WHAT THE EXERCISE ASKS:
Print the range of lines that opens with the line containing "Type out the text in this image." and closes with the last line of the listing. Include both ends; print nothing more.

INPUT DATA:
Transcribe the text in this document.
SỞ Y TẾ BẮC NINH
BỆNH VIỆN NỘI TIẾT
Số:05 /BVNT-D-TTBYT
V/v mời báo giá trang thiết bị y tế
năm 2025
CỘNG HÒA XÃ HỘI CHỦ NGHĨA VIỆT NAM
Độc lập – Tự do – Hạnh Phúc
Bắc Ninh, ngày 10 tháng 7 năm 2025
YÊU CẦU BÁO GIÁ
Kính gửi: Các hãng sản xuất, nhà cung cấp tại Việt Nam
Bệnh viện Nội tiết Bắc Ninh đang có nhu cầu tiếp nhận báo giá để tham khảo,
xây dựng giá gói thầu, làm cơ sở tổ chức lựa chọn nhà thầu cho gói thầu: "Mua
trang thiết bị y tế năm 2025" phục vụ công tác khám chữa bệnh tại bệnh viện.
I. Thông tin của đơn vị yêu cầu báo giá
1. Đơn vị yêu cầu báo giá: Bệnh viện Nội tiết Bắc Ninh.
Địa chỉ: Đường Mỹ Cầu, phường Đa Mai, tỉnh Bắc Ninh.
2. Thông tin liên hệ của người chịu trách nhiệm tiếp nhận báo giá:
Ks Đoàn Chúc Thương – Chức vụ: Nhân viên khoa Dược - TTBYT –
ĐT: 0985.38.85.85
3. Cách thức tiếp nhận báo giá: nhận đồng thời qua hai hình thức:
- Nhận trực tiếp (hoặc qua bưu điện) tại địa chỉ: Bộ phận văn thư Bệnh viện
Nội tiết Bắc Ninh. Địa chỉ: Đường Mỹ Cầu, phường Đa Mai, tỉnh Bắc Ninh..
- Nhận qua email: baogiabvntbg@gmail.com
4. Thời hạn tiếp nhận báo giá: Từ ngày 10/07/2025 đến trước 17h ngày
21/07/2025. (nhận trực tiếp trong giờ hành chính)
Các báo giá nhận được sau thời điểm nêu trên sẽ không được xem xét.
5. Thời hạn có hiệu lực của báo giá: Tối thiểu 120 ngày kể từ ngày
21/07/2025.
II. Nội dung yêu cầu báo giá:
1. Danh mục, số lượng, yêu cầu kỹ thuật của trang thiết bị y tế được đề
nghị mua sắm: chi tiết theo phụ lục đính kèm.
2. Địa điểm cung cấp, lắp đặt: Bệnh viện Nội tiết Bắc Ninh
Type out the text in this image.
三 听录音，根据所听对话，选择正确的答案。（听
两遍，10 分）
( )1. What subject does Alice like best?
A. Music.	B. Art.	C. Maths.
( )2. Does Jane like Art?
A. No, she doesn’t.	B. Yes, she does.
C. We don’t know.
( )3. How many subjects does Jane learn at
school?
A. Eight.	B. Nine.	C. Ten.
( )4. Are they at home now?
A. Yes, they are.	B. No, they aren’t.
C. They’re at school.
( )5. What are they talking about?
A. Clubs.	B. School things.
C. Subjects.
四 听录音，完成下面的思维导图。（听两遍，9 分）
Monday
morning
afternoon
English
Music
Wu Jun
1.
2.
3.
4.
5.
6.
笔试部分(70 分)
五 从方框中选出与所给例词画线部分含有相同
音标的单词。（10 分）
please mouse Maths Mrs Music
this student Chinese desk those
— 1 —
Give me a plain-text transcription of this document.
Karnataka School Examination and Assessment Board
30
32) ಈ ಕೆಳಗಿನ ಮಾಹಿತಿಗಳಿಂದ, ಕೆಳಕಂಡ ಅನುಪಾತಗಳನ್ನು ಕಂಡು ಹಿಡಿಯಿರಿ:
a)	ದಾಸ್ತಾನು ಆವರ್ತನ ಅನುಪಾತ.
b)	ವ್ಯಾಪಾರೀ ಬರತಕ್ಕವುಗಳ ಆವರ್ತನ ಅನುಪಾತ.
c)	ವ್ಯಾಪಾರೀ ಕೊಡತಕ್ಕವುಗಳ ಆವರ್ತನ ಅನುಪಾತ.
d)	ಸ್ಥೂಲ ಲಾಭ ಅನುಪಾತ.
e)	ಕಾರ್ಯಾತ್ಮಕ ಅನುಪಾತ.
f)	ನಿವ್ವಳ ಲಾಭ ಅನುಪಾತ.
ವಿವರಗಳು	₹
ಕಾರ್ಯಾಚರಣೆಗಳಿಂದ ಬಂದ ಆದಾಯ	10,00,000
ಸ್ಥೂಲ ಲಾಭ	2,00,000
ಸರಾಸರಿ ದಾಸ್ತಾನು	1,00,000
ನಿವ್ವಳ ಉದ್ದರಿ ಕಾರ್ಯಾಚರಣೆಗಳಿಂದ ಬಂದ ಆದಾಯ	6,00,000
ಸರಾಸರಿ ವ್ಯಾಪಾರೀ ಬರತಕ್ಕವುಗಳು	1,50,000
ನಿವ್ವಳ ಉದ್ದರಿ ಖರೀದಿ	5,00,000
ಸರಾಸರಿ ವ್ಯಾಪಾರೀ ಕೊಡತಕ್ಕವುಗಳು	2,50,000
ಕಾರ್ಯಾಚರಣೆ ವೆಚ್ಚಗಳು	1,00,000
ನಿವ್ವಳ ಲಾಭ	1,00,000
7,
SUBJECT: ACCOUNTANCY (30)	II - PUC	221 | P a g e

FINAL RESULT:
Type out the text in this image.
三 听录音，根据所听对话，选择正确的答案。（听
两遍，10 分）
( )1. What subject does Alice like best?
A. Music.	B. Art.	C. Maths.
( )2. Does Jane like Art?
A. No, she doesn’t.	B. Yes, she does.
C. We don’t know.
( )3. How many subjects does Jane learn at
school?
A. Eight.	B. Nine.	C. Ten.
( )4. Are they at home now?
A. Yes, they are.	B. No, they aren’t.
C. They’re at school.
( )5. What are they talking about?
A. Clubs.	B. School things.
C. Subjects.
四 听录音，完成下面的思维导图。（听两遍，9 分）
Monday
morning
afternoon
English
Music
Wu Jun
1.
2.
3.
4.
5.
6.
笔试部分(70 分)
五 从方框中选出与所给例词画线部分含有相同
音标的单词。（10 分）
please mouse Maths Mrs Music
this student Chinese desk those
— 1 —
Give me a plain-text transcription of this document.
Karnataka School Examination and Assessment Board
30
32) ಈ ಕೆಳಗಿನ ಮಾಹಿತಿಗಳಿಂದ, ಕೆಳಕಂಡ ಅನುಪಾತಗಳನ್ನು ಕಂಡು ಹಿಡಿಯಿರಿ:
a)	ದಾಸ್ತಾನು ಆವರ್ತನ ಅನುಪಾತ.
b)	ವ್ಯಾಪಾರೀ ಬರತಕ್ಕವುಗಳ ಆವರ್ತನ ಅನುಪಾತ.
c)	ವ್ಯಾಪಾರೀ ಕೊಡತಕ್ಕವುಗಳ ಆವರ್ತನ ಅನುಪಾತ.
d)	ಸ್ಥೂಲ ಲಾಭ ಅನುಪಾತ.
e)	ಕಾರ್ಯಾತ್ಮಕ ಅನುಪಾತ.
f)	ನಿವ್ವಳ ಲಾಭ ಅನುಪಾತ.
ವಿವರಗಳು	₹
ಕಾರ್ಯಾಚರಣೆಗಳಿಂದ ಬಂದ ಆದಾಯ	10,00,000
ಸ್ಥೂಲ ಲಾಭ	2,00,000
ಸರಾಸರಿ ದಾಸ್ತಾನು	1,00,000
ನಿವ್ವಳ ಉದ್ದರಿ ಕಾರ್ಯಾಚರಣೆಗಳಿಂದ ಬಂದ ಆದಾಯ	6,00,000
ಸರಾಸರಿ ವ್ಯಾಪಾರೀ ಬರತಕ್ಕವುಗಳು	1,50,000
ನಿವ್ವಳ ಉದ್ದರಿ ಖರೀದಿ	5,00,000
ಸರಾಸರಿ ವ್ಯಾಪಾರೀ ಕೊಡತಕ್ಕವುಗಳು	2,50,000
ಕಾರ್ಯಾಚರಣೆ ವೆಚ್ಚಗಳು	1,00,000
ನಿವ್ವಳ ಲಾಭ	1,00,000
7,
SUBJECT: ACCOUNTANCY (30)	II - PUC	221 | P a g e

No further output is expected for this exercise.